→ Work to do
All entries must be repeated exactly; do not include the pictures.

━━ Records ━━

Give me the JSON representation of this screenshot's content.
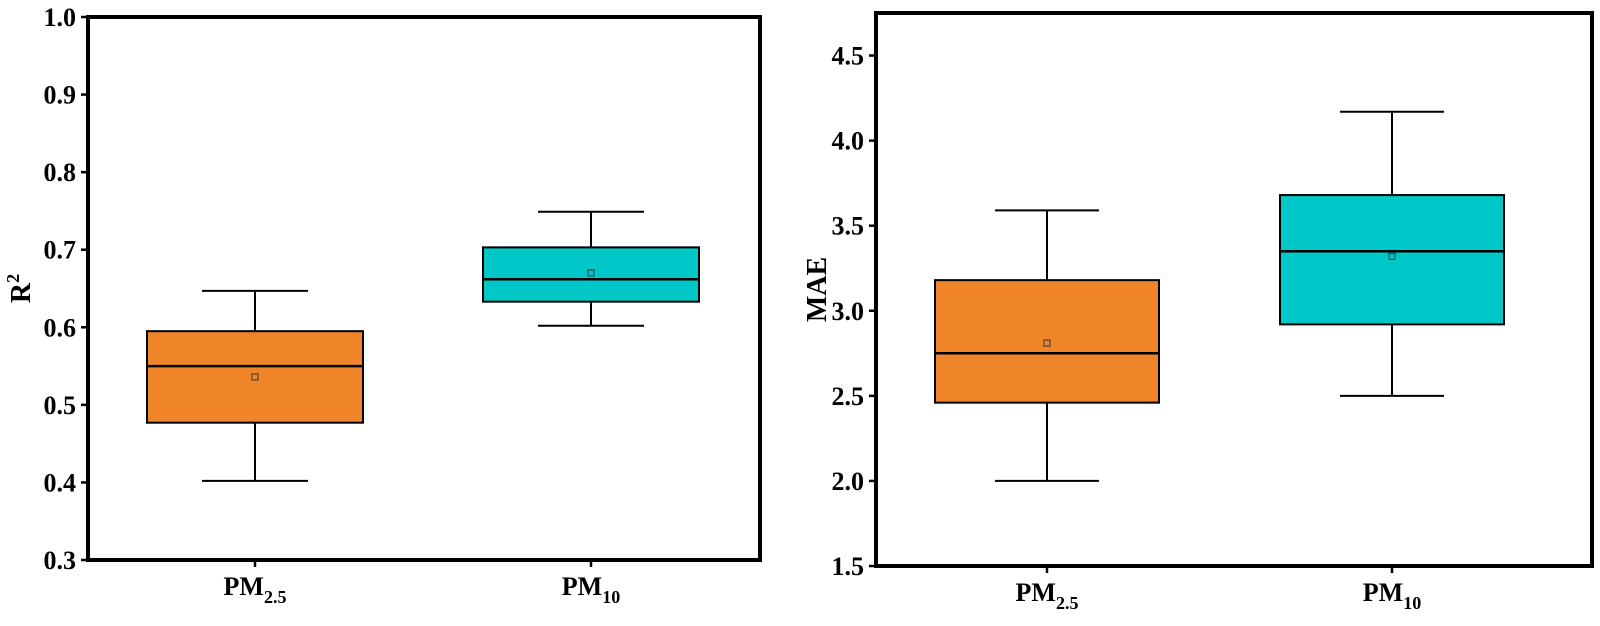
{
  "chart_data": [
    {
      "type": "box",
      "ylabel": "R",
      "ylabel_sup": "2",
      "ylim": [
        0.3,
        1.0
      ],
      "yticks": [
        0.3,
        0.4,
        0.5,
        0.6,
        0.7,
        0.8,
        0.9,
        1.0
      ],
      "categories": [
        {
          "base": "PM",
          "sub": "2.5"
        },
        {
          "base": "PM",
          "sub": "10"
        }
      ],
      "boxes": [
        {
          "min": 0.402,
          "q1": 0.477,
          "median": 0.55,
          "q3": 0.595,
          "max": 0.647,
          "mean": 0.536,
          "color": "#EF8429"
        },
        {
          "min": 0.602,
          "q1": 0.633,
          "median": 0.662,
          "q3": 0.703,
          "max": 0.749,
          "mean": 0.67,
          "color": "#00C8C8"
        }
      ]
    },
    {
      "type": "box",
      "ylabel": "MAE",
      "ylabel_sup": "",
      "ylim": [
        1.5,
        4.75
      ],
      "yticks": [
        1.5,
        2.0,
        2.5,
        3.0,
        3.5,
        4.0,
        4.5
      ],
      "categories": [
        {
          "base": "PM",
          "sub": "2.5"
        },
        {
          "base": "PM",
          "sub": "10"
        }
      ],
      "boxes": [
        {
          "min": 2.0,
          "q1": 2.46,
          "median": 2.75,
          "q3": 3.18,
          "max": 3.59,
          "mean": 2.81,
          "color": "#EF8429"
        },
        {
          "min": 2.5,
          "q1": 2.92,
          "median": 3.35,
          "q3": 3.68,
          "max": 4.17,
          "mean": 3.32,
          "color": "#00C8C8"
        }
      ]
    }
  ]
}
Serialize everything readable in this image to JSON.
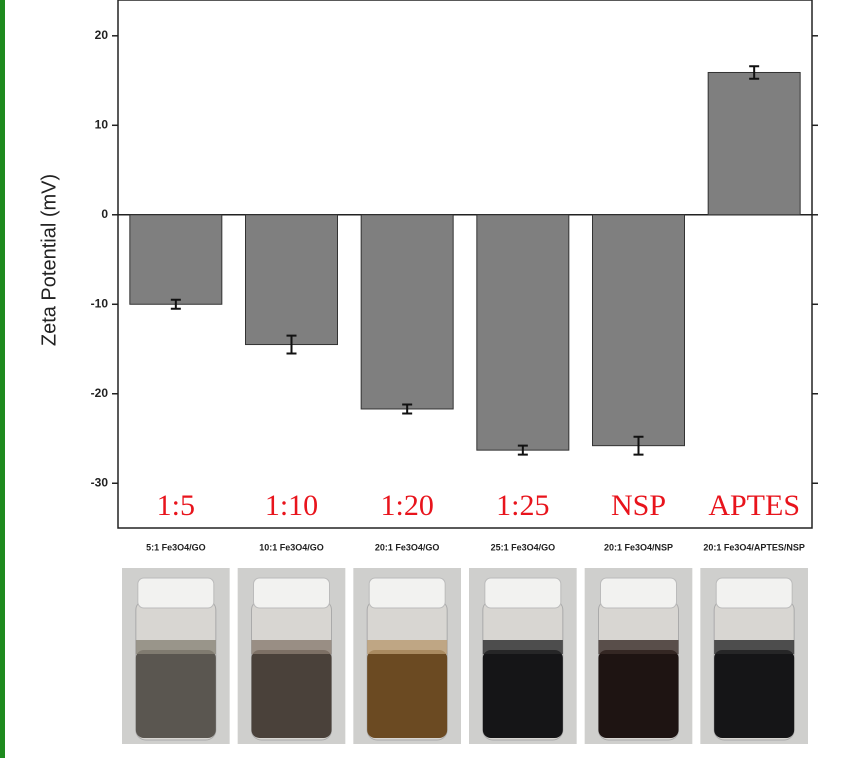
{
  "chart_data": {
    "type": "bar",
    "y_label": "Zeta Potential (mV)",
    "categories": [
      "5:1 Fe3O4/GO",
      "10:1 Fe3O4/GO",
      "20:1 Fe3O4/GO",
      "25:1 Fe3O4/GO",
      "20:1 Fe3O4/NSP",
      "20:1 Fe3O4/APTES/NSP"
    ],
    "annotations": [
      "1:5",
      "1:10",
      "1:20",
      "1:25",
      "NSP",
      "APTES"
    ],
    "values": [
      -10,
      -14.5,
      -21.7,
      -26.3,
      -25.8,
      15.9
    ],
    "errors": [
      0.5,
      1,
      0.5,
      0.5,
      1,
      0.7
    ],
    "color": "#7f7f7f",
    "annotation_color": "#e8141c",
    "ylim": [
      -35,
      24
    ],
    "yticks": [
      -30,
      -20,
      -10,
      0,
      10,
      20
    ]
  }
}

━━━

→ Task response
Give me the JSON representation of this screenshot's content.
{
  "chart_data": [
    {
      "type": "box",
      "ylabel": "R",
      "ylabel_sup": "2",
      "ylim": [
        0.3,
        1.0
      ],
      "yticks": [
        0.3,
        0.4,
        0.5,
        0.6,
        0.7,
        0.8,
        0.9,
        1.0
      ],
      "categories": [
        {
          "base": "PM",
          "sub": "2.5"
        },
        {
          "base": "PM",
          "sub": "10"
        }
      ],
      "boxes": [
        {
          "min": 0.402,
          "q1": 0.477,
          "median": 0.55,
          "q3": 0.595,
          "max": 0.647,
          "mean": 0.536,
          "color": "#EF8429"
        },
        {
          "min": 0.602,
          "q1": 0.633,
          "median": 0.662,
          "q3": 0.703,
          "max": 0.749,
          "mean": 0.67,
          "color": "#00C8C8"
        }
      ]
    },
    {
      "type": "box",
      "ylabel": "MAE",
      "ylabel_sup": "",
      "ylim": [
        1.5,
        4.75
      ],
      "yticks": [
        1.5,
        2.0,
        2.5,
        3.0,
        3.5,
        4.0,
        4.5
      ],
      "categories": [
        {
          "base": "PM",
          "sub": "2.5"
        },
        {
          "base": "PM",
          "sub": "10"
        }
      ],
      "boxes": [
        {
          "min": 2.0,
          "q1": 2.46,
          "median": 2.75,
          "q3": 3.18,
          "max": 3.59,
          "mean": 2.81,
          "color": "#EF8429"
        },
        {
          "min": 2.5,
          "q1": 2.92,
          "median": 3.35,
          "q3": 3.68,
          "max": 4.17,
          "mean": 3.32,
          "color": "#00C8C8"
        }
      ]
    }
  ]
}
Serialize everything readable in this image to JSON.
{
  "chart_data": {
    "type": "bar",
    "y_label": "Zeta Potential (mV)",
    "categories": [
      "5:1 Fe3O4/GO",
      "10:1 Fe3O4/GO",
      "20:1 Fe3O4/GO",
      "25:1 Fe3O4/GO",
      "20:1 Fe3O4/NSP",
      "20:1 Fe3O4/APTES/NSP"
    ],
    "annotations": [
      "1:5",
      "1:10",
      "1:20",
      "1:25",
      "NSP",
      "APTES"
    ],
    "values": [
      -10,
      -14.5,
      -21.7,
      -26.3,
      -25.8,
      15.9
    ],
    "errors": [
      0.5,
      1,
      0.5,
      0.5,
      1,
      0.7
    ],
    "color": "#7f7f7f",
    "annotation_color": "#e8141c",
    "ylim": [
      -35,
      24
    ],
    "yticks": [
      -30,
      -20,
      -10,
      0,
      10,
      20
    ]
  }
}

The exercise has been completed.